Write out the records below once more, exactly as they stand.

-----

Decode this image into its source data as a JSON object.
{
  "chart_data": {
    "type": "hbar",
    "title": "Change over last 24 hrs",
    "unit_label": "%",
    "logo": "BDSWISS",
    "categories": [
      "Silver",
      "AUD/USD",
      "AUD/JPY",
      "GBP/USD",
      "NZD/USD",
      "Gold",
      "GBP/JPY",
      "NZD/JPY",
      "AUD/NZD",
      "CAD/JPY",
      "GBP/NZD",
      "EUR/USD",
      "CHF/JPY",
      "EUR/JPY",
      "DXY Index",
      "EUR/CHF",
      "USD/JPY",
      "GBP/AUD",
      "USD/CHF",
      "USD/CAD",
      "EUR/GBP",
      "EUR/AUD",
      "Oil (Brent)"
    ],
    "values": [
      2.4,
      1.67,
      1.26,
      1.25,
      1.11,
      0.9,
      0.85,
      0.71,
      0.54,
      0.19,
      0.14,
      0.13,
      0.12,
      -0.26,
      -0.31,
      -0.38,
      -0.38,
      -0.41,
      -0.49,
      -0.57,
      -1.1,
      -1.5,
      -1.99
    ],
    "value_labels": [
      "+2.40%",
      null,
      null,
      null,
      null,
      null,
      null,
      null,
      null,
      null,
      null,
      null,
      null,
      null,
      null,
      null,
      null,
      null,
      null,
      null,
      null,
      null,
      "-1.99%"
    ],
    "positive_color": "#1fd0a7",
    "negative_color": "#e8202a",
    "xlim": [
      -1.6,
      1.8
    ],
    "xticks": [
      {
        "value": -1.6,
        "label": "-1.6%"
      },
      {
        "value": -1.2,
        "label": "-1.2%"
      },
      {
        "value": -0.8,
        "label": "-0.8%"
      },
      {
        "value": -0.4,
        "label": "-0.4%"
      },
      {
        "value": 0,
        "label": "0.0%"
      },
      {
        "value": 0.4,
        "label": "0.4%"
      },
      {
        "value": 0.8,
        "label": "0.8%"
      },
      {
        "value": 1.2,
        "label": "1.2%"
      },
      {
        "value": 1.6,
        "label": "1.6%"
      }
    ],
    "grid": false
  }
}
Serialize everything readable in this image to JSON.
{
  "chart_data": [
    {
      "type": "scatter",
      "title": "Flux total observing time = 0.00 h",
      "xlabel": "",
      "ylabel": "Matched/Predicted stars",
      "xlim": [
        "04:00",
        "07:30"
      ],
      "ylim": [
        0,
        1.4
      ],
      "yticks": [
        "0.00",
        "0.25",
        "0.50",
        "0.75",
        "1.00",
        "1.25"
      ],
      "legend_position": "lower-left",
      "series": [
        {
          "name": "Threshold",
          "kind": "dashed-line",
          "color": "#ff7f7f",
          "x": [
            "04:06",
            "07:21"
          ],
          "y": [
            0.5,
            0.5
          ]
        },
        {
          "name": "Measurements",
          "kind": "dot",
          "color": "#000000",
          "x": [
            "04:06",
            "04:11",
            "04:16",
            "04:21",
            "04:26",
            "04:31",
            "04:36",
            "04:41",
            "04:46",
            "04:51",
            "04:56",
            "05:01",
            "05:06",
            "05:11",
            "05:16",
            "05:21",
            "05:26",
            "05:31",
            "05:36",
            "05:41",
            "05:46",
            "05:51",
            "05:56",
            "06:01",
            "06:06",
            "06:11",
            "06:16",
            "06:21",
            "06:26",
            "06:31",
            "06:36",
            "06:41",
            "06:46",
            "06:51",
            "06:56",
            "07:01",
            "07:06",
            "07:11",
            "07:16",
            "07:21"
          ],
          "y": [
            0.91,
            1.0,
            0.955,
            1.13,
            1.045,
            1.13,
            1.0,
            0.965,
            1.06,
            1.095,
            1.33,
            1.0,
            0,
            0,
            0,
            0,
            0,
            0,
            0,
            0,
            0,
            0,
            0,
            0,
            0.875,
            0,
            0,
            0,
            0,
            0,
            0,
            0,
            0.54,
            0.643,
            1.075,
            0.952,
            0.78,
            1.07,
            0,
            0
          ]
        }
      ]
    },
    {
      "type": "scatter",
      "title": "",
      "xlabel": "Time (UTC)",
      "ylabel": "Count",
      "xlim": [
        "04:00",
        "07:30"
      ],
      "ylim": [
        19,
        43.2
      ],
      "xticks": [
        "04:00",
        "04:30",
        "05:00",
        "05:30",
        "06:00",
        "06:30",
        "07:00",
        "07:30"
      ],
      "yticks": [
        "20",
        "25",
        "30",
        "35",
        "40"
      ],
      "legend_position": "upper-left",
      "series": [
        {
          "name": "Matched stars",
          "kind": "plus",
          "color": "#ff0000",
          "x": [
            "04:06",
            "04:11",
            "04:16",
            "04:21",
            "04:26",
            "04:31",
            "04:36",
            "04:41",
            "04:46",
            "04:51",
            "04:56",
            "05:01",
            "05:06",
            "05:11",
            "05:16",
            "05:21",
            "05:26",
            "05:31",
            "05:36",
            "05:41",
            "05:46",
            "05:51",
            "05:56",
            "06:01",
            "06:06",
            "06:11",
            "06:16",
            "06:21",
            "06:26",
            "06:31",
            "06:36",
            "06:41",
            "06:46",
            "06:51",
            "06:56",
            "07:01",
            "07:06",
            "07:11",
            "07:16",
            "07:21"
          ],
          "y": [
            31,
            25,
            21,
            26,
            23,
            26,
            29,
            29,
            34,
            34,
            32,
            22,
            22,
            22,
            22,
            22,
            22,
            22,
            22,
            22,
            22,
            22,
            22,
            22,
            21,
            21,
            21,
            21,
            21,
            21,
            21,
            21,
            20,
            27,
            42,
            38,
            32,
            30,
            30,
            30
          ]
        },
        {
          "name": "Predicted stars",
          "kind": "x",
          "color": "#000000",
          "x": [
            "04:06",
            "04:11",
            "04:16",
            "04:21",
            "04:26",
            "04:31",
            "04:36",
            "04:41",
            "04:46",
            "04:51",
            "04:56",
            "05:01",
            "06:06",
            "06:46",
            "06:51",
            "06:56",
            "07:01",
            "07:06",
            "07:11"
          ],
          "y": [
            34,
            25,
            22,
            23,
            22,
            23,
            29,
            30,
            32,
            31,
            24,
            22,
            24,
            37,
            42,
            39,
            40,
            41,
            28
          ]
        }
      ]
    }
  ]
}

-----

◆ Exercise output:
Decode this image into its source data as a JSON object.
{
  "chart_data": {
    "type": "hbar",
    "title": "Change over last 24 hrs",
    "unit_label": "%",
    "logo": "BDSWISS",
    "categories": [
      "Silver",
      "AUD/USD",
      "AUD/JPY",
      "GBP/USD",
      "NZD/USD",
      "Gold",
      "GBP/JPY",
      "NZD/JPY",
      "AUD/NZD",
      "CAD/JPY",
      "GBP/NZD",
      "EUR/USD",
      "CHF/JPY",
      "EUR/JPY",
      "DXY Index",
      "EUR/CHF",
      "USD/JPY",
      "GBP/AUD",
      "USD/CHF",
      "USD/CAD",
      "EUR/GBP",
      "EUR/AUD",
      "Oil (Brent)"
    ],
    "values": [
      2.4,
      1.67,
      1.26,
      1.25,
      1.11,
      0.9,
      0.85,
      0.71,
      0.54,
      0.19,
      0.14,
      0.13,
      0.12,
      -0.26,
      -0.31,
      -0.38,
      -0.38,
      -0.41,
      -0.49,
      -0.57,
      -1.1,
      -1.5,
      -1.99
    ],
    "value_labels": [
      "+2.40%",
      null,
      null,
      null,
      null,
      null,
      null,
      null,
      null,
      null,
      null,
      null,
      null,
      null,
      null,
      null,
      null,
      null,
      null,
      null,
      null,
      null,
      "-1.99%"
    ],
    "positive_color": "#1fd0a7",
    "negative_color": "#e8202a",
    "xlim": [
      -1.6,
      1.8
    ],
    "xticks": [
      {
        "value": -1.6,
        "label": "-1.6%"
      },
      {
        "value": -1.2,
        "label": "-1.2%"
      },
      {
        "value": -0.8,
        "label": "-0.8%"
      },
      {
        "value": -0.4,
        "label": "-0.4%"
      },
      {
        "value": 0,
        "label": "0.0%"
      },
      {
        "value": 0.4,
        "label": "0.4%"
      },
      {
        "value": 0.8,
        "label": "0.8%"
      },
      {
        "value": 1.2,
        "label": "1.2%"
      },
      {
        "value": 1.6,
        "label": "1.6%"
      }
    ],
    "grid": false
  }
}
Serialize everything readable in this image to JSON.
{
  "chart_data": [
    {
      "type": "scatter",
      "title": "Flux total observing time = 0.00 h",
      "xlabel": "",
      "ylabel": "Matched/Predicted stars",
      "xlim": [
        "04:00",
        "07:30"
      ],
      "ylim": [
        0,
        1.4
      ],
      "yticks": [
        "0.00",
        "0.25",
        "0.50",
        "0.75",
        "1.00",
        "1.25"
      ],
      "legend_position": "lower-left",
      "series": [
        {
          "name": "Threshold",
          "kind": "dashed-line",
          "color": "#ff7f7f",
          "x": [
            "04:06",
            "07:21"
          ],
          "y": [
            0.5,
            0.5
          ]
        },
        {
          "name": "Measurements",
          "kind": "dot",
          "color": "#000000",
          "x": [
            "04:06",
            "04:11",
            "04:16",
            "04:21",
            "04:26",
            "04:31",
            "04:36",
            "04:41",
            "04:46",
            "04:51",
            "04:56",
            "05:01",
            "05:06",
            "05:11",
            "05:16",
            "05:21",
            "05:26",
            "05:31",
            "05:36",
            "05:41",
            "05:46",
            "05:51",
            "05:56",
            "06:01",
            "06:06",
            "06:11",
            "06:16",
            "06:21",
            "06:26",
            "06:31",
            "06:36",
            "06:41",
            "06:46",
            "06:51",
            "06:56",
            "07:01",
            "07:06",
            "07:11",
            "07:16",
            "07:21"
          ],
          "y": [
            0.91,
            1.0,
            0.955,
            1.13,
            1.045,
            1.13,
            1.0,
            0.965,
            1.06,
            1.095,
            1.33,
            1.0,
            0,
            0,
            0,
            0,
            0,
            0,
            0,
            0,
            0,
            0,
            0,
            0,
            0.875,
            0,
            0,
            0,
            0,
            0,
            0,
            0,
            0.54,
            0.643,
            1.075,
            0.952,
            0.78,
            1.07,
            0,
            0
          ]
        }
      ]
    },
    {
      "type": "scatter",
      "title": "",
      "xlabel": "Time (UTC)",
      "ylabel": "Count",
      "xlim": [
        "04:00",
        "07:30"
      ],
      "ylim": [
        19,
        43.2
      ],
      "xticks": [
        "04:00",
        "04:30",
        "05:00",
        "05:30",
        "06:00",
        "06:30",
        "07:00",
        "07:30"
      ],
      "yticks": [
        "20",
        "25",
        "30",
        "35",
        "40"
      ],
      "legend_position": "upper-left",
      "series": [
        {
          "name": "Matched stars",
          "kind": "plus",
          "color": "#ff0000",
          "x": [
            "04:06",
            "04:11",
            "04:16",
            "04:21",
            "04:26",
            "04:31",
            "04:36",
            "04:41",
            "04:46",
            "04:51",
            "04:56",
            "05:01",
            "05:06",
            "05:11",
            "05:16",
            "05:21",
            "05:26",
            "05:31",
            "05:36",
            "05:41",
            "05:46",
            "05:51",
            "05:56",
            "06:01",
            "06:06",
            "06:11",
            "06:16",
            "06:21",
            "06:26",
            "06:31",
            "06:36",
            "06:41",
            "06:46",
            "06:51",
            "06:56",
            "07:01",
            "07:06",
            "07:11",
            "07:16",
            "07:21"
          ],
          "y": [
            31,
            25,
            21,
            26,
            23,
            26,
            29,
            29,
            34,
            34,
            32,
            22,
            22,
            22,
            22,
            22,
            22,
            22,
            22,
            22,
            22,
            22,
            22,
            22,
            21,
            21,
            21,
            21,
            21,
            21,
            21,
            21,
            20,
            27,
            42,
            38,
            32,
            30,
            30,
            30
          ]
        },
        {
          "name": "Predicted stars",
          "kind": "x",
          "color": "#000000",
          "x": [
            "04:06",
            "04:11",
            "04:16",
            "04:21",
            "04:26",
            "04:31",
            "04:36",
            "04:41",
            "04:46",
            "04:51",
            "04:56",
            "05:01",
            "06:06",
            "06:46",
            "06:51",
            "06:56",
            "07:01",
            "07:06",
            "07:11"
          ],
          "y": [
            34,
            25,
            22,
            23,
            22,
            23,
            29,
            30,
            32,
            31,
            24,
            22,
            24,
            37,
            42,
            39,
            40,
            41,
            28
          ]
        }
      ]
    }
  ]
}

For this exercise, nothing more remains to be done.